### Working data ###

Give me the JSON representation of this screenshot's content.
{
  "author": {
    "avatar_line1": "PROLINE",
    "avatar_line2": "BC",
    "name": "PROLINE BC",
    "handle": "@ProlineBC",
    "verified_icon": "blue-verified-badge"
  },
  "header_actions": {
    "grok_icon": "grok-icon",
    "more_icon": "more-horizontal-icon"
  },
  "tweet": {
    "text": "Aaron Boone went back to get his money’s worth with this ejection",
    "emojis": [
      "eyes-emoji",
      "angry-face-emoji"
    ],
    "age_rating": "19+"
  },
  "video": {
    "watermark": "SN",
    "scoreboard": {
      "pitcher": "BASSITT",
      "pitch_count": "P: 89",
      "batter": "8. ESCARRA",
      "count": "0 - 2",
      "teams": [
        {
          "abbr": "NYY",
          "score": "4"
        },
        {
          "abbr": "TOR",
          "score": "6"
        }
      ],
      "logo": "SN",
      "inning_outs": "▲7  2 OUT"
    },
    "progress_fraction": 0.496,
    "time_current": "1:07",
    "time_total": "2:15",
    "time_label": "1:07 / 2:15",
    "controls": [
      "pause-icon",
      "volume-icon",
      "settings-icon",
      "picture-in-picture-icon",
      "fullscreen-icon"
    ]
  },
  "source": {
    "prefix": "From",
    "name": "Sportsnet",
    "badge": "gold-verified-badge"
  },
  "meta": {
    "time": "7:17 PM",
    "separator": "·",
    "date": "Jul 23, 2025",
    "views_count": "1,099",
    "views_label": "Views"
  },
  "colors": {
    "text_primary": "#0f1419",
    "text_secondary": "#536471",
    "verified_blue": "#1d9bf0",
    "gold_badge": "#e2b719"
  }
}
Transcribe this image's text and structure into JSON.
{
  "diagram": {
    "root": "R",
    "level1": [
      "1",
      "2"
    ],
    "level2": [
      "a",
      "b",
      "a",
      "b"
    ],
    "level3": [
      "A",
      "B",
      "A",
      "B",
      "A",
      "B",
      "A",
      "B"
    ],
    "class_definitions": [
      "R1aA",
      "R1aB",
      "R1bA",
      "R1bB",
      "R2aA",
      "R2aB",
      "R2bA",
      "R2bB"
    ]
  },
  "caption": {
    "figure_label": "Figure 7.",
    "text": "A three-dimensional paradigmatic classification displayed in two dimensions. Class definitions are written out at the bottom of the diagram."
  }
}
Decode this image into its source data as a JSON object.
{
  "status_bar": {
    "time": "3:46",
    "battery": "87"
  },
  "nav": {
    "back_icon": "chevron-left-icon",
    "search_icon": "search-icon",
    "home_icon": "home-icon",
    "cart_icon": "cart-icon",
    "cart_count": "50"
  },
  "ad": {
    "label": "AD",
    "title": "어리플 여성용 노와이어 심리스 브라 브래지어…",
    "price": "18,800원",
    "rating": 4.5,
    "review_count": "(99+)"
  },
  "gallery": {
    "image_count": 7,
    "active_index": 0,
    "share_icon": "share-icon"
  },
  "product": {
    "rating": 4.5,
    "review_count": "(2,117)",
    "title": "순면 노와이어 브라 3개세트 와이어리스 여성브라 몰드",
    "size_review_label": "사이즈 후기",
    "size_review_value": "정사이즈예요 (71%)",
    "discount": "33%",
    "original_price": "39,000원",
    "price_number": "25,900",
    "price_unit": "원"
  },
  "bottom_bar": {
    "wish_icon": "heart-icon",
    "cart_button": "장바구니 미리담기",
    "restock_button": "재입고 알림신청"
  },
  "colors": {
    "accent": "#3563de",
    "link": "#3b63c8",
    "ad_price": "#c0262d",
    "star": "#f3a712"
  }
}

###

List each line of the entries that holds the string "JSON".

Give me the JSON representation of this screenshot's content.
Transcribe this image's text and structure into JSON.
Decode this image into its source data as a JSON object.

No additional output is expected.